▶ [EXERCISE DIRECTIONS]: Pictures aside, copy every record word for word.

▶ [EXCERPTED RECORDS]:
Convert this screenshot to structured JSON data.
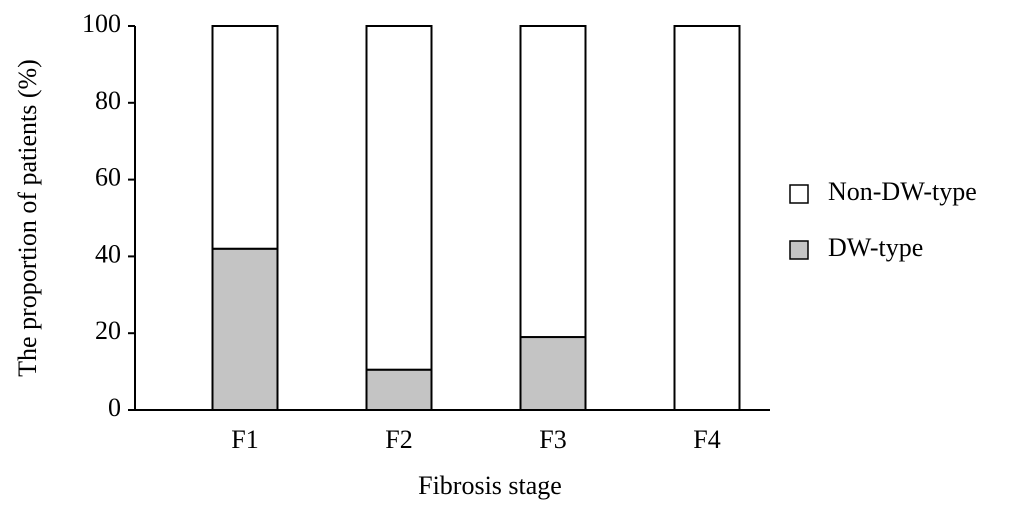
{
  "chart_data": {
    "type": "stacked_bar",
    "x_label": "Fibrosis stage",
    "y_label": "The proportion of patients (%)",
    "categories": [
      "F1",
      "F2",
      "F3",
      "F4"
    ],
    "series": [
      {
        "name": "DW-type",
        "color": "#c4c4c4",
        "values": [
          42,
          10.5,
          19,
          0
        ]
      },
      {
        "name": "Non-DW-type",
        "color": "#ffffff",
        "values": [
          58,
          89.5,
          81,
          100
        ]
      }
    ],
    "ylim": [
      0,
      100
    ],
    "yticks": [
      0,
      20,
      40,
      60,
      80,
      100
    ],
    "grid": false,
    "legend": "right"
  }
}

▶ [WRITTEN RESPONSE]:
Convert this screenshot to structured JSON data.
{
  "chart_data": {
    "type": "stacked_bar",
    "x_label": "Fibrosis stage",
    "y_label": "The proportion of patients (%)",
    "categories": [
      "F1",
      "F2",
      "F3",
      "F4"
    ],
    "series": [
      {
        "name": "DW-type",
        "color": "#c4c4c4",
        "values": [
          42,
          10.5,
          19,
          0
        ]
      },
      {
        "name": "Non-DW-type",
        "color": "#ffffff",
        "values": [
          58,
          89.5,
          81,
          100
        ]
      }
    ],
    "ylim": [
      0,
      100
    ],
    "yticks": [
      0,
      20,
      40,
      60,
      80,
      100
    ],
    "grid": false,
    "legend": "right"
  }
}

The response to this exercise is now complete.